[start Data provided]

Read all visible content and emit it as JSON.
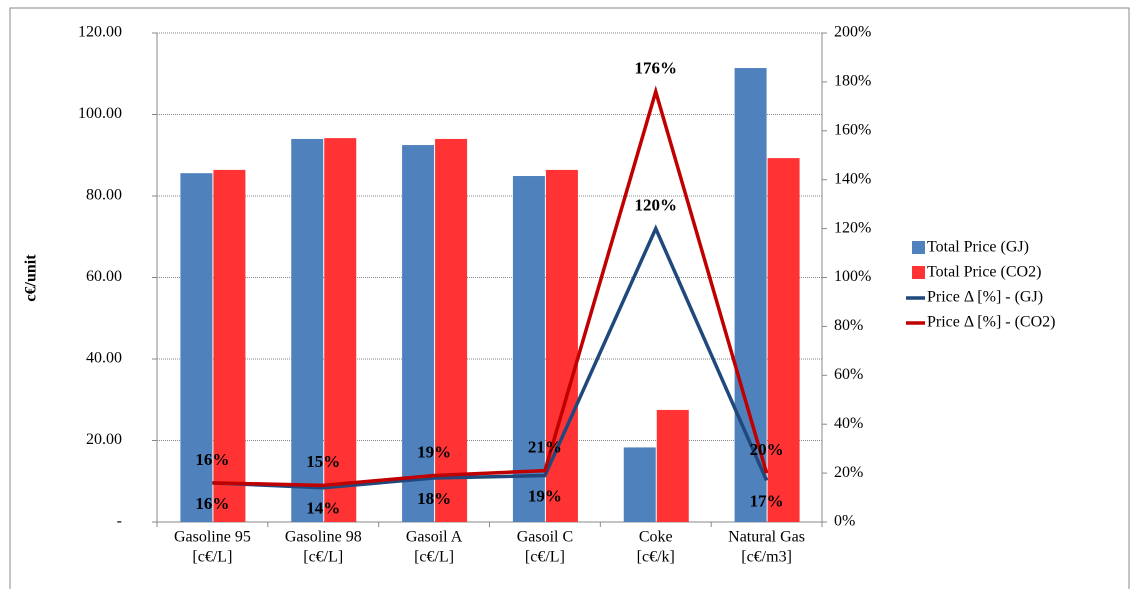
{
  "chart_data": {
    "type": "bar-line",
    "y_label": "c€/unit",
    "categories": [
      [
        "Gasoline 95",
        "[c€/L]"
      ],
      [
        "Gasoline 98",
        "[c€/L]"
      ],
      [
        "Gasoil A",
        "[c€/L]"
      ],
      [
        "Gasoil C",
        "[c€/L]"
      ],
      [
        "Coke",
        "[c€/k]"
      ],
      [
        "Natural Gas",
        "[c€/m3]"
      ]
    ],
    "series": [
      {
        "name": "Total Price (GJ)",
        "type": "bar",
        "color": "#4f81bd",
        "values": [
          85.6,
          94.0,
          92.5,
          84.9,
          18.3,
          111.4
        ]
      },
      {
        "name": "Total Price (CO2)",
        "type": "bar",
        "color": "#ff3333",
        "values": [
          86.4,
          94.2,
          94.0,
          86.4,
          27.5,
          89.3
        ]
      },
      {
        "name": "Price Δ [%] - (GJ)",
        "type": "line",
        "axis": "y2",
        "color": "#1f497d",
        "values": [
          16,
          14,
          18,
          19,
          120,
          17
        ],
        "value_labels": [
          "16%",
          "14%",
          "18%",
          "19%",
          "120%",
          "17%"
        ]
      },
      {
        "name": "Price Δ [%] - (CO2)",
        "type": "line",
        "axis": "y2",
        "color": "#c00000",
        "values": [
          16,
          15,
          19,
          21,
          176,
          20
        ],
        "value_labels": [
          "16%",
          "15%",
          "19%",
          "21%",
          "176%",
          "20%"
        ]
      }
    ],
    "ylim": [
      0,
      120
    ],
    "yticks": [
      {
        "value": 0,
        "label": "-"
      },
      {
        "value": 20,
        "label": "20.00"
      },
      {
        "value": 40,
        "label": "40.00"
      },
      {
        "value": 60,
        "label": "60.00"
      },
      {
        "value": 80,
        "label": "80.00"
      },
      {
        "value": 100,
        "label": "100.00"
      },
      {
        "value": 120,
        "label": "120.00"
      }
    ],
    "y2lim": [
      0,
      200
    ],
    "y2ticks": [
      {
        "value": 0,
        "label": "0%"
      },
      {
        "value": 20,
        "label": "20%"
      },
      {
        "value": 40,
        "label": "40%"
      },
      {
        "value": 60,
        "label": "60%"
      },
      {
        "value": 80,
        "label": "80%"
      },
      {
        "value": 100,
        "label": "100%"
      },
      {
        "value": 120,
        "label": "120%"
      },
      {
        "value": 140,
        "label": "140%"
      },
      {
        "value": 160,
        "label": "160%"
      },
      {
        "value": 180,
        "label": "180%"
      },
      {
        "value": 200,
        "label": "200%"
      }
    ],
    "grid": true,
    "legend": "right"
  }
}
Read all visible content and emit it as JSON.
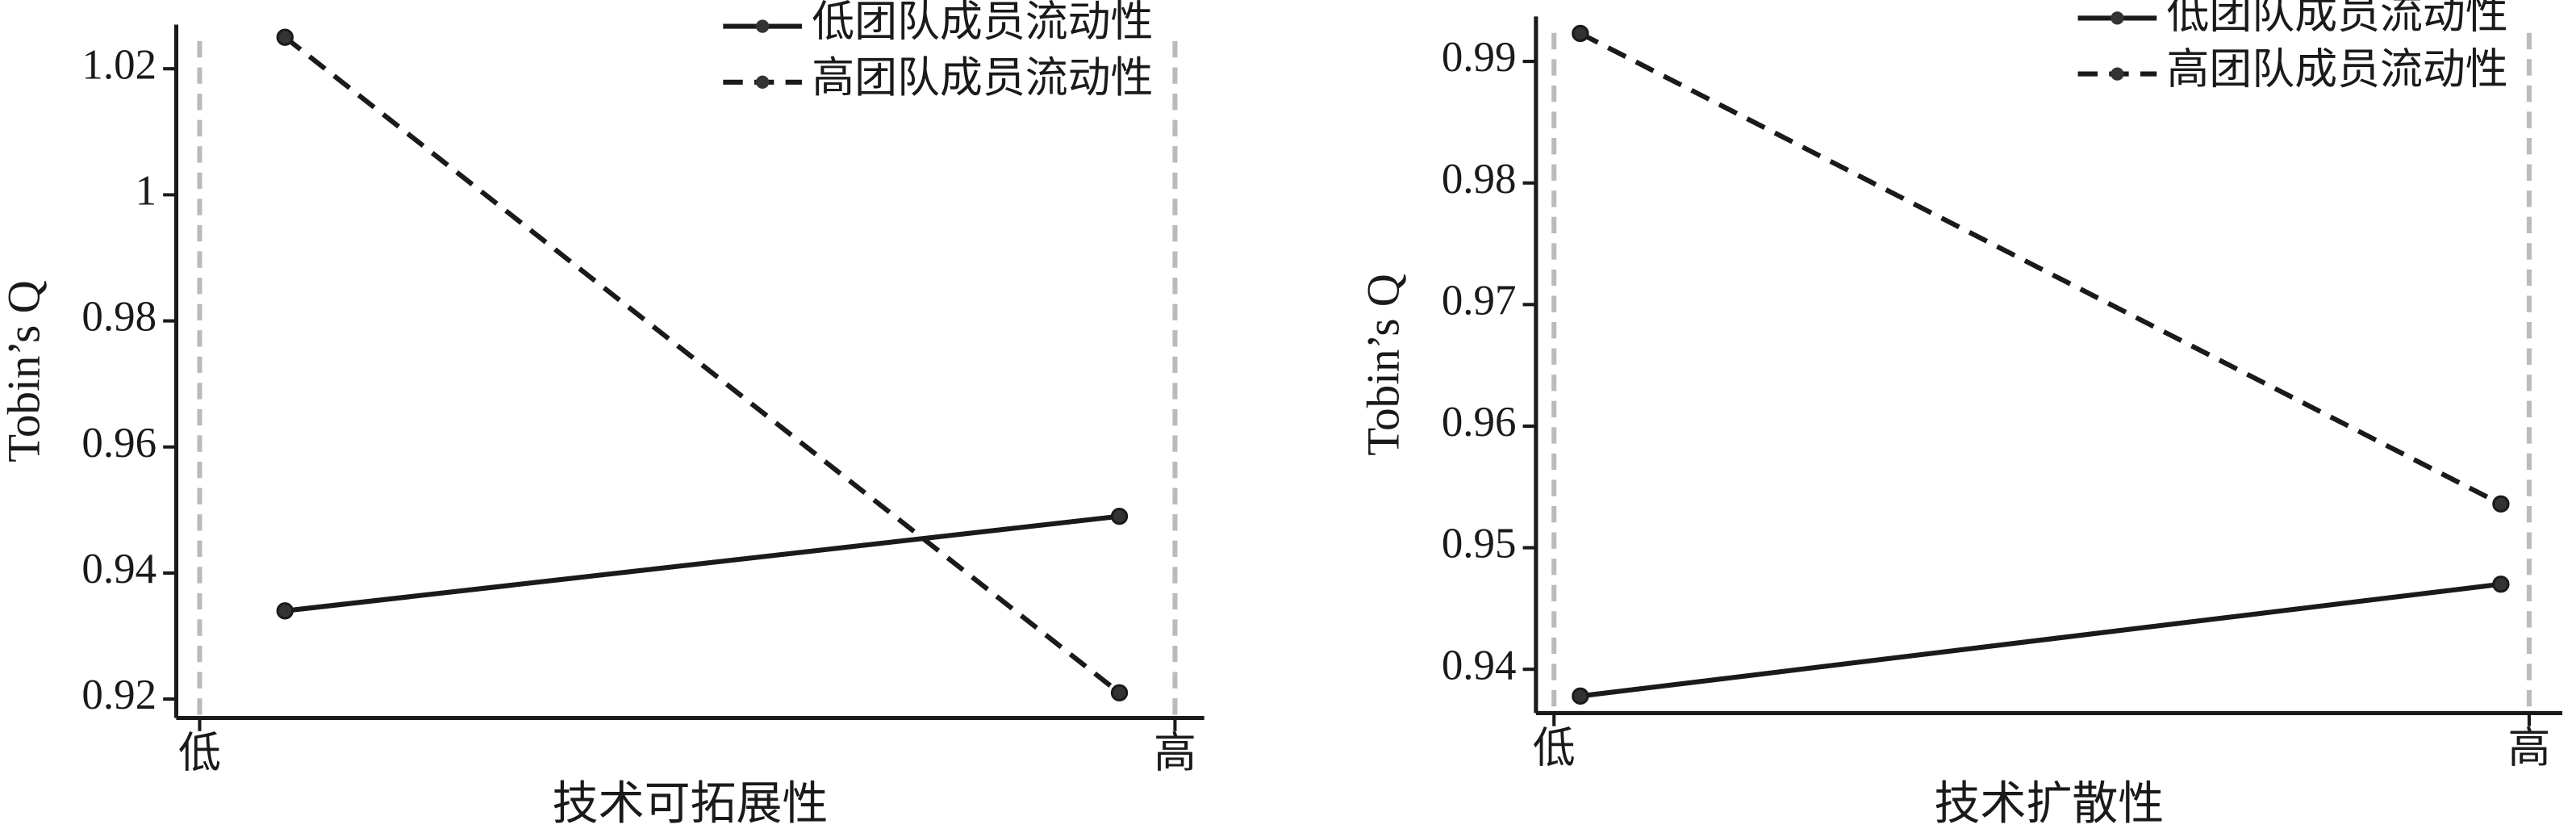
{
  "chart_data": [
    {
      "type": "line",
      "x_label": "技术可拓展性",
      "y_label": "Tobin’s Q",
      "x": [
        0.0875,
        0.943
      ],
      "xlim": [
        -0.024,
        1.03
      ],
      "xticks": [
        {
          "value": 0,
          "label": "低"
        },
        {
          "value": 1,
          "label": "高"
        }
      ],
      "ylim": [
        0.917,
        1.027
      ],
      "yticks": [
        0.92,
        0.94,
        0.96,
        0.98,
        1,
        1.02
      ],
      "grid": true,
      "legend": "upper right",
      "series": [
        {
          "name": "低团队成员流动性",
          "color": "#1a1a1a",
          "dash": "solid",
          "values": [
            0.934,
            0.949
          ]
        },
        {
          "name": "高团队成员流动性",
          "color": "#1a1a1a",
          "dash": "dashed",
          "values": [
            1.025,
            0.921
          ]
        }
      ]
    },
    {
      "type": "line",
      "x_label": "技术扩散性",
      "y_label": "Tobin’s Q",
      "x": [
        0.027,
        0.971
      ],
      "xlim": [
        -0.0185,
        1.034
      ],
      "xticks": [
        {
          "value": 0,
          "label": "低"
        },
        {
          "value": 1,
          "label": "高"
        }
      ],
      "ylim": [
        0.9364,
        0.9937
      ],
      "yticks": [
        0.94,
        0.95,
        0.96,
        0.97,
        0.98,
        0.99
      ],
      "grid": true,
      "legend": "upper right",
      "series": [
        {
          "name": "低团队成员流动性",
          "color": "#1a1a1a",
          "dash": "solid",
          "values": [
            0.9378,
            0.947
          ]
        },
        {
          "name": "高团队成员流动性",
          "color": "#1a1a1a",
          "dash": "dashed",
          "values": [
            0.9923,
            0.9536
          ]
        }
      ]
    }
  ]
}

[end Data provided]

- **Task**
Print each line of the material above exactly, with the pictures removed from your copy.

- **Solved problem**
Read all visible content and emit it as JSON.
{
  "chart_data": {
    "type": "bar-line",
    "y_label": "c€/unit",
    "categories": [
      [
        "Gasoline 95",
        "[c€/L]"
      ],
      [
        "Gasoline 98",
        "[c€/L]"
      ],
      [
        "Gasoil A",
        "[c€/L]"
      ],
      [
        "Gasoil C",
        "[c€/L]"
      ],
      [
        "Coke",
        "[c€/k]"
      ],
      [
        "Natural Gas",
        "[c€/m3]"
      ]
    ],
    "series": [
      {
        "name": "Total Price (GJ)",
        "type": "bar",
        "color": "#4f81bd",
        "values": [
          85.6,
          94.0,
          92.5,
          84.9,
          18.3,
          111.4
        ]
      },
      {
        "name": "Total Price (CO2)",
        "type": "bar",
        "color": "#ff3333",
        "values": [
          86.4,
          94.2,
          94.0,
          86.4,
          27.5,
          89.3
        ]
      },
      {
        "name": "Price Δ [%] - (GJ)",
        "type": "line",
        "axis": "y2",
        "color": "#1f497d",
        "values": [
          16,
          14,
          18,
          19,
          120,
          17
        ],
        "value_labels": [
          "16%",
          "14%",
          "18%",
          "19%",
          "120%",
          "17%"
        ]
      },
      {
        "name": "Price Δ [%] - (CO2)",
        "type": "line",
        "axis": "y2",
        "color": "#c00000",
        "values": [
          16,
          15,
          19,
          21,
          176,
          20
        ],
        "value_labels": [
          "16%",
          "15%",
          "19%",
          "21%",
          "176%",
          "20%"
        ]
      }
    ],
    "ylim": [
      0,
      120
    ],
    "yticks": [
      {
        "value": 0,
        "label": "-"
      },
      {
        "value": 20,
        "label": "20.00"
      },
      {
        "value": 40,
        "label": "40.00"
      },
      {
        "value": 60,
        "label": "60.00"
      },
      {
        "value": 80,
        "label": "80.00"
      },
      {
        "value": 100,
        "label": "100.00"
      },
      {
        "value": 120,
        "label": "120.00"
      }
    ],
    "y2lim": [
      0,
      200
    ],
    "y2ticks": [
      {
        "value": 0,
        "label": "0%"
      },
      {
        "value": 20,
        "label": "20%"
      },
      {
        "value": 40,
        "label": "40%"
      },
      {
        "value": 60,
        "label": "60%"
      },
      {
        "value": 80,
        "label": "80%"
      },
      {
        "value": 100,
        "label": "100%"
      },
      {
        "value": 120,
        "label": "120%"
      },
      {
        "value": 140,
        "label": "140%"
      },
      {
        "value": 160,
        "label": "160%"
      },
      {
        "value": 180,
        "label": "180%"
      },
      {
        "value": 200,
        "label": "200%"
      }
    ],
    "grid": true,
    "legend": "right"
  }
}
Read all visible content and emit it as JSON.
{
  "chart_data": [
    {
      "type": "line",
      "x_label": "技术可拓展性",
      "y_label": "Tobin’s Q",
      "x": [
        0.0875,
        0.943
      ],
      "xlim": [
        -0.024,
        1.03
      ],
      "xticks": [
        {
          "value": 0,
          "label": "低"
        },
        {
          "value": 1,
          "label": "高"
        }
      ],
      "ylim": [
        0.917,
        1.027
      ],
      "yticks": [
        0.92,
        0.94,
        0.96,
        0.98,
        1,
        1.02
      ],
      "grid": true,
      "legend": "upper right",
      "series": [
        {
          "name": "低团队成员流动性",
          "color": "#1a1a1a",
          "dash": "solid",
          "values": [
            0.934,
            0.949
          ]
        },
        {
          "name": "高团队成员流动性",
          "color": "#1a1a1a",
          "dash": "dashed",
          "values": [
            1.025,
            0.921
          ]
        }
      ]
    },
    {
      "type": "line",
      "x_label": "技术扩散性",
      "y_label": "Tobin’s Q",
      "x": [
        0.027,
        0.971
      ],
      "xlim": [
        -0.0185,
        1.034
      ],
      "xticks": [
        {
          "value": 0,
          "label": "低"
        },
        {
          "value": 1,
          "label": "高"
        }
      ],
      "ylim": [
        0.9364,
        0.9937
      ],
      "yticks": [
        0.94,
        0.95,
        0.96,
        0.97,
        0.98,
        0.99
      ],
      "grid": true,
      "legend": "upper right",
      "series": [
        {
          "name": "低团队成员流动性",
          "color": "#1a1a1a",
          "dash": "solid",
          "values": [
            0.9378,
            0.947
          ]
        },
        {
          "name": "高团队成员流动性",
          "color": "#1a1a1a",
          "dash": "dashed",
          "values": [
            0.9923,
            0.9536
          ]
        }
      ]
    }
  ]
}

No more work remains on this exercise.